[Texto do exercício]

NACIONAL-DESENVOLVIMENTISMO E POLÍTICAS TERRITORIAIS: OS TRANSPORTES TERRESTRES NO PROJETO DE DESENVOLVIMENTO DO ESTADO DO ESPÍRITO SANTO (1959-1969)

Nome: RAFAEL GONRING

Data de publicação: 28/05/2026

Banca:

Nomeordem decrescente Papel
CARLO EUGENIO NOGUEIRA Presidente
CARLOS TEIXEIRA DE CAMPOS JUNIOR Examinador Interno
FILIPE GIUSEPPE DAL BO RIBEIRO Examinador Externo
GLAUCO BRUCE RODRIGUES Examinador Externo
LUIZ CLAUDIO MOISES RIBEIRO Examinador Interno

Resumo: Este estudo se propõe a contextualizar, investigar e compreender fatos relativos à
importância dos transportes terrestres como política territorial para a inserção do Espírito
Santo no projeto desenvolvimentista brasileiro entre os anos de 1959 e 1969, um período
breve, mas de grande relevância para o crescimento capixaba. A hipótese principal
sustenta-se na ideia de que a integração do território estadual, realizada por meio da
construção da infraestrutura de transportes terrestres – rodoviário e ferroviário –
constituiu-se numa política territorial planejada para superar o tão propalado atraso de
desenvolvimento do Espírito Santo em relação a alguns estados brasileiros, em especial
os da região sudeste do país. Esta concepção de atraso e necessidade de desenvolvimento
configurou uma ideologia geográfica que influenciou a transformação econômica e
socioespacial do Espírito Santo. Para tanto, a apropriação produtiva do espaço – originada
da integração dos lugares por meio da infraestrutura de transportes terrestres – teria sido
projetada como solução para o problema do desenvolvimento econômico pelas classes
políticas e grupos econômicos capixabas, grandes interessados no sucesso de tal
empreitada, a qual gerou uma inédita associação entre Estado e iniciativa privada no
planejamento e na execução da produção do espaço geográfico espírito-santense no
período em análise e também nas décadas seguintes. A partir da mudança do perfil
econômico de um estado agrário-exportador para industrial-exportador, baseado
principalmente na instalação de grandes projetos industriais, o Espírito Santo mudou
então a sua realidade com desdobramentos econômicos a nível nacional a partir da década
de 1970, com reflexos socioeconômicos e espaciais marcantes nos decênios posteriores.

[/Texto do exercício]

▶ [Enunciado]
Com base no texto sobre os transportes terrestres no Espírito Santo, relacione todos os membros da banca e indique o papel atribuído a cada um.

[Dados de entrada]

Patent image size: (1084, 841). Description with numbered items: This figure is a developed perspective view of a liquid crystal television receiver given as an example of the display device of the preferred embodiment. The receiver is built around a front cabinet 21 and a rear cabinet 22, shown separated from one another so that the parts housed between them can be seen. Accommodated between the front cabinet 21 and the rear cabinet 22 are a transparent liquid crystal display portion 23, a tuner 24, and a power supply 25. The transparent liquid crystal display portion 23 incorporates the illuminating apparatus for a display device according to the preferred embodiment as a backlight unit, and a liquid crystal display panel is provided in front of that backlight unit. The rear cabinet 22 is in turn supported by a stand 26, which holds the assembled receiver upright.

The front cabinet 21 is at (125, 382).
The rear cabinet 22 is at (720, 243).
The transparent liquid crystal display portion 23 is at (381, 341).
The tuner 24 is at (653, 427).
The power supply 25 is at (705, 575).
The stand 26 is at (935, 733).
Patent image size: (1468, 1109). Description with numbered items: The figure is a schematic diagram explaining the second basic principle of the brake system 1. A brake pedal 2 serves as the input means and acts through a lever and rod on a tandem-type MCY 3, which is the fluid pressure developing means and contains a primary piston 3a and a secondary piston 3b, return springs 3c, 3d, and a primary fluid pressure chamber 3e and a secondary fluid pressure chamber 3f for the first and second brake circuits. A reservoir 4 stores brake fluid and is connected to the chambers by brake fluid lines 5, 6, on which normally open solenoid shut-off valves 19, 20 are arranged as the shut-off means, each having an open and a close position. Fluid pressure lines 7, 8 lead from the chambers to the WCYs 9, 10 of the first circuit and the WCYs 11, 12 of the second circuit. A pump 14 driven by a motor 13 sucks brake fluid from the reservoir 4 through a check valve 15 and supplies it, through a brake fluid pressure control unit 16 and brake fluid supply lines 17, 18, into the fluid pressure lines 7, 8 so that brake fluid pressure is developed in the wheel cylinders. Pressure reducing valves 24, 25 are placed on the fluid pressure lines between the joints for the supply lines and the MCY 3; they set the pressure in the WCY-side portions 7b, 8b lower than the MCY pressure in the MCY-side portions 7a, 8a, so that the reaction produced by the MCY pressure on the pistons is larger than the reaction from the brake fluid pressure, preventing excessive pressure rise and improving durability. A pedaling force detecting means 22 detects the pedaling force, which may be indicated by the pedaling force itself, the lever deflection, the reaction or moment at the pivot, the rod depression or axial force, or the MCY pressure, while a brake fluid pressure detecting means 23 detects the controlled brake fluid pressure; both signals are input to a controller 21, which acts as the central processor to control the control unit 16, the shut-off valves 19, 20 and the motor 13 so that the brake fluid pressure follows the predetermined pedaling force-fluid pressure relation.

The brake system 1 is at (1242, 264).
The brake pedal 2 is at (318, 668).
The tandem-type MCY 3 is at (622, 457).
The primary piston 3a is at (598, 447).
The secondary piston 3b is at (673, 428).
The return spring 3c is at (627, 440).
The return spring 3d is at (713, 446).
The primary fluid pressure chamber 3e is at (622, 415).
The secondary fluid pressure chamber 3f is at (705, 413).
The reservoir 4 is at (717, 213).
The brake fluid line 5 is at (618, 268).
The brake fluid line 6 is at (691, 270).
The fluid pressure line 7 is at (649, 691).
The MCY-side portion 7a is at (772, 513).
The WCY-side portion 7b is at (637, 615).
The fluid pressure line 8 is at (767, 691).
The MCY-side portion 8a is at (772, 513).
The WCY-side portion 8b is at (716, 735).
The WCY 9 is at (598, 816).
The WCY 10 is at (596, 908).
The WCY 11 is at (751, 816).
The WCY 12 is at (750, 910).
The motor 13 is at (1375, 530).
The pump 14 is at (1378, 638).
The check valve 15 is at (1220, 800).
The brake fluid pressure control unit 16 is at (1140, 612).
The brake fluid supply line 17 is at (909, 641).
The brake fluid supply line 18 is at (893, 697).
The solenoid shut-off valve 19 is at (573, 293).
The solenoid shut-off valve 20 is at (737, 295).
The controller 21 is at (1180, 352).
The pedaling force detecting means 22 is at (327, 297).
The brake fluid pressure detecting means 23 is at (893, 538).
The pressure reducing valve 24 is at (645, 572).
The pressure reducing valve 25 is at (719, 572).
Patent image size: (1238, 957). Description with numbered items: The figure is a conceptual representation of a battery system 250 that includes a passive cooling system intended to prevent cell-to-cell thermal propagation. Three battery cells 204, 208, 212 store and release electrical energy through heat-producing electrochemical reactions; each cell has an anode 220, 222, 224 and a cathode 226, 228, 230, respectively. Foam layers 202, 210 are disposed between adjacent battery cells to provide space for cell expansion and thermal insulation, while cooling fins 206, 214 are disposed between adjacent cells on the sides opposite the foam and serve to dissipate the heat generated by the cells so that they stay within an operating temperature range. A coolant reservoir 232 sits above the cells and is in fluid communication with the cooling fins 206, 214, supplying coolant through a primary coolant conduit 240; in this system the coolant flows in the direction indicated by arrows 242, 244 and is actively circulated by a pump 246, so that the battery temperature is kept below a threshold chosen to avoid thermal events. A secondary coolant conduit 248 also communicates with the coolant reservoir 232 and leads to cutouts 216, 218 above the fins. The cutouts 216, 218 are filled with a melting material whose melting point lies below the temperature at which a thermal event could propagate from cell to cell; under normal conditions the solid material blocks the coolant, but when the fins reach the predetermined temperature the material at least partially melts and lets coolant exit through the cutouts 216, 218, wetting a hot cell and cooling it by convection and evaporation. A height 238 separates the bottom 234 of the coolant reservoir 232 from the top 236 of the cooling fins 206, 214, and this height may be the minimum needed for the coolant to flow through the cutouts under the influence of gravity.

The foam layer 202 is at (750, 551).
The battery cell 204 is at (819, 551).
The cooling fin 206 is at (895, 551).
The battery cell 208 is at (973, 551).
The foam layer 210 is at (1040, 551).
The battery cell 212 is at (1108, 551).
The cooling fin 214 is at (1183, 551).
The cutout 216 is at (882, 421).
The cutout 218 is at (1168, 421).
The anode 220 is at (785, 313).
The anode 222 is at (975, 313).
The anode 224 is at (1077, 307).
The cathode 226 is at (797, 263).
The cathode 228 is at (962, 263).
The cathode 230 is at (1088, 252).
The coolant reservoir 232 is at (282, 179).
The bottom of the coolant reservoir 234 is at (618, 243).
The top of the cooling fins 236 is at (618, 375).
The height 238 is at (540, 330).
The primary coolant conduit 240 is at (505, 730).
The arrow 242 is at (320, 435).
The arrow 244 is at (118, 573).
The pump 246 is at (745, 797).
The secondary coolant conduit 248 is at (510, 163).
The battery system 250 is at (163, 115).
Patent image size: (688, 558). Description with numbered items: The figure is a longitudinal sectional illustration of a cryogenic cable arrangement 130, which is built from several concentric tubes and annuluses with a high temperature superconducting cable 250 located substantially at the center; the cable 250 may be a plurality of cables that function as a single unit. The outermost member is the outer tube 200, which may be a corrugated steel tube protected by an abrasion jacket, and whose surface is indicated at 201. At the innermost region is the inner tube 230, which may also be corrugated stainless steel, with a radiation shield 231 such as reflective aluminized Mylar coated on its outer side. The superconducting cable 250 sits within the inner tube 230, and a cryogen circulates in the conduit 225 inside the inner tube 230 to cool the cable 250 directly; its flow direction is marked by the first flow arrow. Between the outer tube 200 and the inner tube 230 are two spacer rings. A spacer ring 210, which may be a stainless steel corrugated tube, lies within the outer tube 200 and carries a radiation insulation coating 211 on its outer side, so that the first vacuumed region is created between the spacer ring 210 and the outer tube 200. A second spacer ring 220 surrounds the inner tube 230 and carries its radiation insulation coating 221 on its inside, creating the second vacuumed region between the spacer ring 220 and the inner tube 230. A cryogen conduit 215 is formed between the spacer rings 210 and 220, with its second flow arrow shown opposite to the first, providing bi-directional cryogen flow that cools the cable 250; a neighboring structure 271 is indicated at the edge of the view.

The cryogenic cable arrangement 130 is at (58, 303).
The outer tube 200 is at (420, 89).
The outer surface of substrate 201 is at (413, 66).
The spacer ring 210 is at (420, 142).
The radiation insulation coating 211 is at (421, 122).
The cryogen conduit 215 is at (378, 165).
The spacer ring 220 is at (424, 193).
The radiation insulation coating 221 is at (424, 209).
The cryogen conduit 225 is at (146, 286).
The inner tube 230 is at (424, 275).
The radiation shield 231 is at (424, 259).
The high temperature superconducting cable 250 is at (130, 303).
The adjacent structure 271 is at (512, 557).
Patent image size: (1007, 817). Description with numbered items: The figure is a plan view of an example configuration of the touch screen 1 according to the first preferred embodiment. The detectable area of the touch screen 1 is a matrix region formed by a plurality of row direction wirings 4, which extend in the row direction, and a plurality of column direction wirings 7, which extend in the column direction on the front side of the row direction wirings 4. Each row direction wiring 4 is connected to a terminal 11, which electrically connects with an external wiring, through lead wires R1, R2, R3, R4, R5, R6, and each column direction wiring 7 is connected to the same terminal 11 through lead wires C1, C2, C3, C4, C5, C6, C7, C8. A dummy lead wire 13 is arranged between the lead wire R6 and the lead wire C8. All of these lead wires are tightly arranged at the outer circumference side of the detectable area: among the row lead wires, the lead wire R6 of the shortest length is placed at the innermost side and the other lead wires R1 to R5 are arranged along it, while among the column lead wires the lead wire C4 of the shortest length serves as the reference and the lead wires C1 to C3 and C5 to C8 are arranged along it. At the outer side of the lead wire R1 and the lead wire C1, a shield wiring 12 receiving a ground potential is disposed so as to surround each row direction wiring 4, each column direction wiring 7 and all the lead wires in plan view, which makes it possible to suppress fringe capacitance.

[/Dados de entrada]

▶ [Resposta final]
- CARLO EUGENIO NOGUEIRA: Presidente
- CARLOS TEIXEIRA DE CAMPOS JUNIOR: Examinador Interno
- FILIPE GIUSEPPE DAL BO RIBEIRO: Examinador Externo
- GLAUCO BRUCE RODRIGUES: Examinador Externo
- LUIZ CLAUDIO MOISES RIBEIRO: Examinador Interno